EXERCISE DETAILS: Please render every line of the items below as a Markdown table with a Row column for the row number and a Text column for the line, skipping blank lines. Leave the pictures out of the answer.
━━ MATERIAL FOR THIS TASK ━━
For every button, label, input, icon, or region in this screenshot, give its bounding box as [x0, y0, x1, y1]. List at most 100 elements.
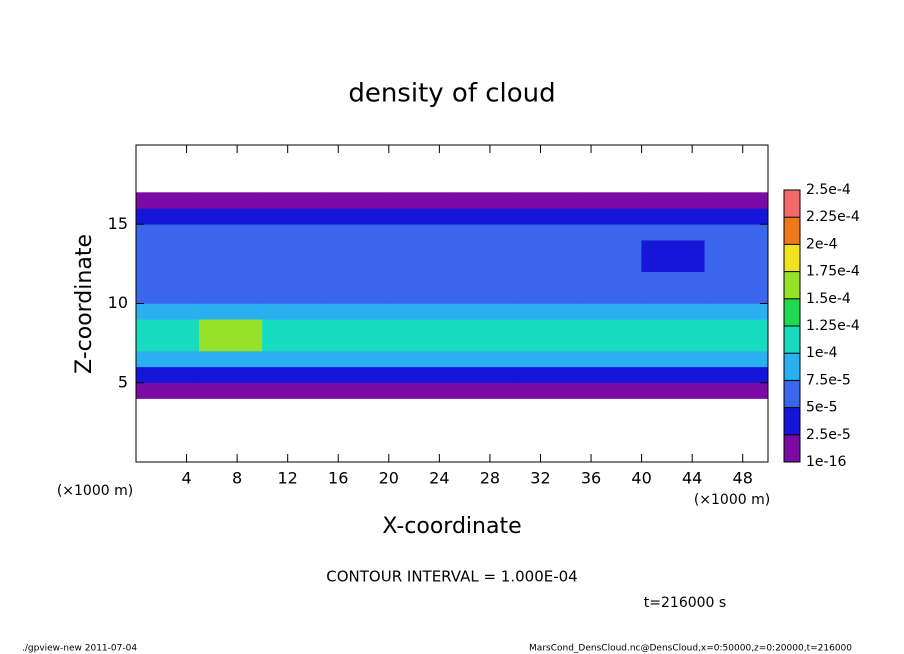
heat-cell — [641, 303, 706, 320]
heat-cell — [388, 319, 453, 336]
heat-cell — [388, 208, 453, 225]
heat-cell — [451, 224, 516, 241]
heat-cell — [198, 382, 263, 399]
heat-cell — [325, 334, 390, 352]
heat-cell — [451, 334, 516, 352]
heat-cell — [578, 350, 642, 368]
heat-cell — [325, 366, 390, 383]
heat-cell — [198, 350, 263, 368]
heat-cell — [578, 239, 642, 257]
field — [135, 192, 769, 399]
colorbar-label: 7.5e-5 — [806, 372, 851, 388]
heat-cell — [135, 319, 200, 336]
heat-cell — [578, 208, 642, 225]
heat-cell — [325, 287, 390, 304]
heat-cell — [641, 382, 706, 399]
heat-cell — [135, 224, 200, 241]
heat-cell — [578, 192, 642, 209]
heat-cell — [198, 303, 263, 320]
heat-cell — [325, 208, 390, 225]
heat-cell — [388, 334, 453, 352]
heat-cell — [325, 239, 390, 257]
colorbar-segment — [784, 407, 800, 435]
heat-cell — [262, 303, 326, 320]
time-label: t=216000 s — [644, 595, 726, 611]
heat-cell — [451, 287, 516, 304]
heat-cell — [198, 319, 263, 336]
x-tick-label: 24 — [429, 469, 449, 488]
heat-cell — [704, 255, 769, 273]
heat-cell — [135, 208, 200, 225]
heat-cell — [641, 208, 706, 225]
footer-right: MarsCond_DensCloud.nc@DensCloud,x=0:5000… — [529, 644, 852, 654]
x-tick-label: 28 — [480, 469, 500, 488]
heat-cell — [198, 271, 263, 288]
heat-cell — [704, 303, 769, 320]
colorbar-label: 2.5e-5 — [806, 427, 851, 443]
heat-cell — [262, 382, 326, 399]
colorbar-label: 1e-4 — [806, 345, 838, 361]
heat-cell — [388, 287, 453, 304]
heat-cell — [451, 271, 516, 288]
heat-cell — [262, 239, 326, 257]
heat-cell — [514, 287, 579, 304]
heat-cell — [641, 239, 706, 257]
heat-cell — [262, 319, 326, 336]
colorbar-label: 2e-4 — [806, 236, 838, 252]
heat-cell — [451, 350, 516, 368]
heat-cell — [704, 287, 769, 304]
heat-cell — [704, 192, 769, 209]
heat-cell — [578, 334, 642, 352]
heat-cell — [325, 224, 390, 241]
heat-cell — [514, 350, 579, 368]
heat-cell — [135, 255, 200, 273]
colorbar-label: 2.25e-4 — [806, 209, 860, 225]
heat-cell — [388, 239, 453, 257]
x-tick-label: 12 — [278, 469, 298, 488]
heat-cell — [704, 382, 769, 399]
heat-cell — [388, 271, 453, 288]
heat-cell — [262, 271, 326, 288]
heat-cell — [198, 239, 263, 257]
heat-cell — [451, 255, 516, 273]
heat-cell — [514, 271, 579, 288]
chart-title: density of cloud — [348, 79, 555, 109]
heat-cell — [451, 382, 516, 399]
x-tick-label: 16 — [328, 469, 348, 488]
colorbar-label: 1.5e-4 — [806, 291, 851, 307]
colorbar-label: 1.25e-4 — [806, 318, 860, 334]
heat-cell — [325, 382, 390, 399]
y-tick-label: 10 — [108, 293, 128, 312]
heat-cell — [451, 366, 516, 383]
heat-cell — [262, 350, 326, 368]
heat-cell — [325, 271, 390, 288]
x-unit-label: (×1000 m) — [694, 492, 770, 508]
heat-cell — [641, 255, 706, 273]
colorbar-segment — [784, 271, 800, 299]
heat-cell — [135, 192, 200, 209]
heat-cell — [514, 319, 579, 336]
heat-cell — [325, 303, 390, 320]
x-tick-label: 48 — [733, 469, 753, 488]
colorbar-segment — [784, 190, 800, 218]
heat-cell — [704, 208, 769, 225]
heat-cell — [198, 224, 263, 241]
y-unit-label: (×1000 m) — [57, 483, 133, 499]
heat-cell — [514, 382, 579, 399]
x-tick-label: 32 — [530, 469, 550, 488]
heat-cell — [451, 208, 516, 225]
heat-cell — [578, 382, 642, 399]
heat-cell — [451, 239, 516, 257]
heat-cell — [325, 255, 390, 273]
heat-cell — [388, 382, 453, 399]
y-tick-label: 5 — [118, 372, 128, 391]
y-tick-label: 15 — [108, 214, 128, 233]
heat-cell — [262, 287, 326, 304]
heat-cell — [641, 271, 706, 288]
heat-cell — [514, 255, 579, 273]
heat-cell — [514, 366, 579, 383]
heat-cell — [578, 271, 642, 288]
heat-cell — [641, 334, 706, 352]
heat-cell — [388, 192, 453, 209]
heat-cell — [451, 303, 516, 320]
━━━
RESULT OF THIS TASK:
| Row | Text |
|---|---|
| 1 | For every button, label, input, icon, or region in this screenshot, give its bounding box as [x0, y0, x1, y1]. List at most 100 elements. |
| 2 | heat-cell — [641, 303, 706, 320] |
| 3 | heat-cell — [388, 319, 453, 336] |
| 4 | heat-cell — [388, 208, 453, 225] |
| 5 | heat-cell — [451, 224, 516, 241] |
| 6 | heat-cell — [198, 382, 263, 399] |
| 7 | heat-cell — [325, 334, 390, 352] |
| 8 | heat-cell — [451, 334, 516, 352] |
| 9 | heat-cell — [578, 350, 642, 368] |
| 10 | heat-cell — [325, 366, 390, 383] |
| 11 | heat-cell — [198, 350, 263, 368] |
| 12 | heat-cell — [578, 239, 642, 257] |
| 13 | field — [135, 192, 769, 399] |
| 14 | colorbar-label: 7.5e-5 — [806, 372, 851, 388] |
| 15 | heat-cell — [135, 319, 200, 336] |
| 16 | heat-cell — [578, 208, 642, 225] |
| 17 | heat-cell — [325, 287, 390, 304] |
| 18 | heat-cell — [641, 382, 706, 399] |
| 19 | heat-cell — [135, 224, 200, 241] |
| 20 | heat-cell — [578, 192, 642, 209] |
| 21 | heat-cell — [198, 303, 263, 320] |
| 22 | heat-cell — [325, 208, 390, 225] |
| 23 | heat-cell — [388, 334, 453, 352] |
| 24 | heat-cell — [325, 239, 390, 257] |
| 25 | colorbar-segment — [784, 407, 800, 435] |
| 26 | heat-cell — [262, 303, 326, 320] |
| 27 | time-label: t=216000 s — [644, 595, 726, 611] |
| 28 | heat-cell — [451, 287, 516, 304] |
| 29 | heat-cell — [198, 319, 263, 336] |
| 30 | x-tick-label: 24 — [429, 469, 449, 488] |
| 31 | heat-cell — [704, 255, 769, 273] |
| 32 | heat-cell — [135, 208, 200, 225] |
| 33 | heat-cell — [641, 208, 706, 225] |
| 34 | footer-right: MarsCond_DensCloud.nc@DensCloud,x=0:5000… — [529, 644, 852, 654] |
| 35 | x-tick-label: 28 — [480, 469, 500, 488] |
| 36 | heat-cell — [198, 271, 263, 288] |
| 37 | heat-cell — [704, 303, 769, 320] |
| 38 | colorbar-label: 2.5e-5 — [806, 427, 851, 443] |
| 39 | heat-cell — [262, 382, 326, 399] |
| 40 | colorbar-label: 1e-4 — [806, 345, 838, 361] |
| 41 | heat-cell — [388, 287, 453, 304] |
| 42 | heat-cell — [451, 271, 516, 288] |
| 43 | heat-cell — [262, 239, 326, 257] |
| 44 | heat-cell — [514, 287, 579, 304] |
| 45 | heat-cell — [641, 239, 706, 257] |
| 46 | heat-cell — [262, 319, 326, 336] |
| 47 | colorbar-label: 2e-4 — [806, 236, 838, 252] |
| 48 | heat-cell — [451, 350, 516, 368] |
| 49 | heat-cell — [704, 287, 769, 304] |
| 50 | heat-cell — [704, 192, 769, 209] |
| 51 | heat-cell — [578, 334, 642, 352] |
| 52 | heat-cell — [325, 224, 390, 241] |
| 53 | heat-cell — [514, 350, 579, 368] |
| 54 | heat-cell — [135, 255, 200, 273] |
| 55 | colorbar-label: 2.25e-4 — [806, 209, 860, 225] |
| 56 | heat-cell — [388, 239, 453, 257] |
| 57 | x-tick-label: 12 — [278, 469, 298, 488] |
| 58 | heat-cell — [704, 382, 769, 399] |
| 59 | heat-cell — [388, 271, 453, 288] |
| 60 | heat-cell — [262, 271, 326, 288] |
| 61 | heat-cell — [198, 239, 263, 257] |
| 62 | heat-cell — [451, 255, 516, 273] |
| 63 | heat-cell — [514, 271, 579, 288] |
| 64 | chart-title: density of cloud — [348, 79, 555, 109] |
| 65 | heat-cell — [451, 382, 516, 399] |
| 66 | x-tick-label: 16 — [328, 469, 348, 488] |
| 67 | colorbar-label: 1.5e-4 — [806, 291, 851, 307] |
| 68 | colorbar-label: 1.25e-4 — [806, 318, 860, 334] |
| 69 | heat-cell — [325, 382, 390, 399] |
| 70 | y-tick-label: 10 — [108, 293, 128, 312] |
| 71 | heat-cell — [451, 366, 516, 383] |
| 72 | heat-cell — [262, 350, 326, 368] |
| 73 | heat-cell — [325, 271, 390, 288] |
| 74 | x-unit-label: (×1000 m) — [694, 492, 770, 508] |
| 75 | heat-cell — [641, 255, 706, 273] |
| 76 | colorbar-segment — [784, 271, 800, 299] |
| 77 | heat-cell — [135, 192, 200, 209] |
| 78 | heat-cell — [514, 319, 579, 336] |
| 79 | heat-cell — [325, 303, 390, 320] |
| 80 | x-tick-label: 48 — [733, 469, 753, 488] |
| 81 | colorbar-segment — [784, 190, 800, 218] |
| 82 | heat-cell — [704, 208, 769, 225] |
| 83 | heat-cell — [198, 224, 263, 241] |
| 84 | y-unit-label: (×1000 m) — [57, 483, 133, 499] |
| 85 | heat-cell — [514, 382, 579, 399] |
| 86 | x-tick-label: 32 — [530, 469, 550, 488] |
| 87 | heat-cell — [451, 208, 516, 225] |
| 88 | heat-cell — [578, 382, 642, 399] |
| 89 | heat-cell — [451, 239, 516, 257] |
| 90 | heat-cell — [325, 255, 390, 273] |
| 91 | heat-cell — [388, 382, 453, 399] |
| 92 | y-tick-label: 5 — [118, 372, 128, 391] |
| 93 | y-tick-label: 15 — [108, 214, 128, 233] |
| 94 | heat-cell — [262, 287, 326, 304] |
| 95 | heat-cell — [641, 271, 706, 288] |
| 96 | heat-cell — [514, 255, 579, 273] |
| 97 | heat-cell — [514, 366, 579, 383] |
| 98 | heat-cell — [578, 271, 642, 288] |
| 99 | heat-cell — [641, 334, 706, 352] |
| 100 | heat-cell — [388, 192, 453, 209] |
| 101 | heat-cell — [451, 303, 516, 320] |